Scan the records below. List lines holding "title".
[START LISTING]
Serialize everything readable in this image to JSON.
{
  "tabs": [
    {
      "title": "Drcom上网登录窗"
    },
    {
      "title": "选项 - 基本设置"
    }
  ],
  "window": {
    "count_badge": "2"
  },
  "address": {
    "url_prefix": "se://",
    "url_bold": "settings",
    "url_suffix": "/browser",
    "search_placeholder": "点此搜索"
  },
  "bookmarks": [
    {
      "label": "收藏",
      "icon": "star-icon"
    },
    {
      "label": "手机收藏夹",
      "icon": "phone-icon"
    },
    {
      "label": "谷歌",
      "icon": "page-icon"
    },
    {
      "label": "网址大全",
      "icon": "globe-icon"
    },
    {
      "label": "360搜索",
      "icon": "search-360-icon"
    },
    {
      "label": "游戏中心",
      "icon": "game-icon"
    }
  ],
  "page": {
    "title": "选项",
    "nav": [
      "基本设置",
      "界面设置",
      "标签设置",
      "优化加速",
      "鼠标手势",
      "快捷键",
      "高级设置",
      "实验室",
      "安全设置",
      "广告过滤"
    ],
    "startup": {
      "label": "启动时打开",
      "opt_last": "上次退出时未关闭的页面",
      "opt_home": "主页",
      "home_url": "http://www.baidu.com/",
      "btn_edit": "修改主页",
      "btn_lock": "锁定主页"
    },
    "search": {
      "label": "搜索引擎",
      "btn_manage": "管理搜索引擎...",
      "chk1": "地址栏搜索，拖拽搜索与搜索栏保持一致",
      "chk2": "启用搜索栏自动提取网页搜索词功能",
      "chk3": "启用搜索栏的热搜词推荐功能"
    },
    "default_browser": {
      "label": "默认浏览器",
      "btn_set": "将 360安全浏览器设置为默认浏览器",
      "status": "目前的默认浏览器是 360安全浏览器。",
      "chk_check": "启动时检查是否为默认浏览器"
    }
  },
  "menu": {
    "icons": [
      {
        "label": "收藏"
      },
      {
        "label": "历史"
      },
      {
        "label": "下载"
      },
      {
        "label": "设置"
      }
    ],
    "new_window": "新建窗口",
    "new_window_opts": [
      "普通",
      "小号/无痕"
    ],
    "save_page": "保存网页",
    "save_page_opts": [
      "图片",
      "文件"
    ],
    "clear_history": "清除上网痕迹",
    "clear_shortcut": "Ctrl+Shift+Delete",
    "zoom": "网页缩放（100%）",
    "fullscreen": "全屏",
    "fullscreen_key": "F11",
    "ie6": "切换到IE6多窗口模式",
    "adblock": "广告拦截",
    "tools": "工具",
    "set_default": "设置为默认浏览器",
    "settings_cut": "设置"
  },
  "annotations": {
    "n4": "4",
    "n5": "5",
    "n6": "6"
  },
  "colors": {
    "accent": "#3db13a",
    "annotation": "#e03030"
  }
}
[END LISTING]
TASK SOLUTION:
      "title": "Drcom上网登录窗"
      "title": "选项 - 基本设置"
    "title": "选项",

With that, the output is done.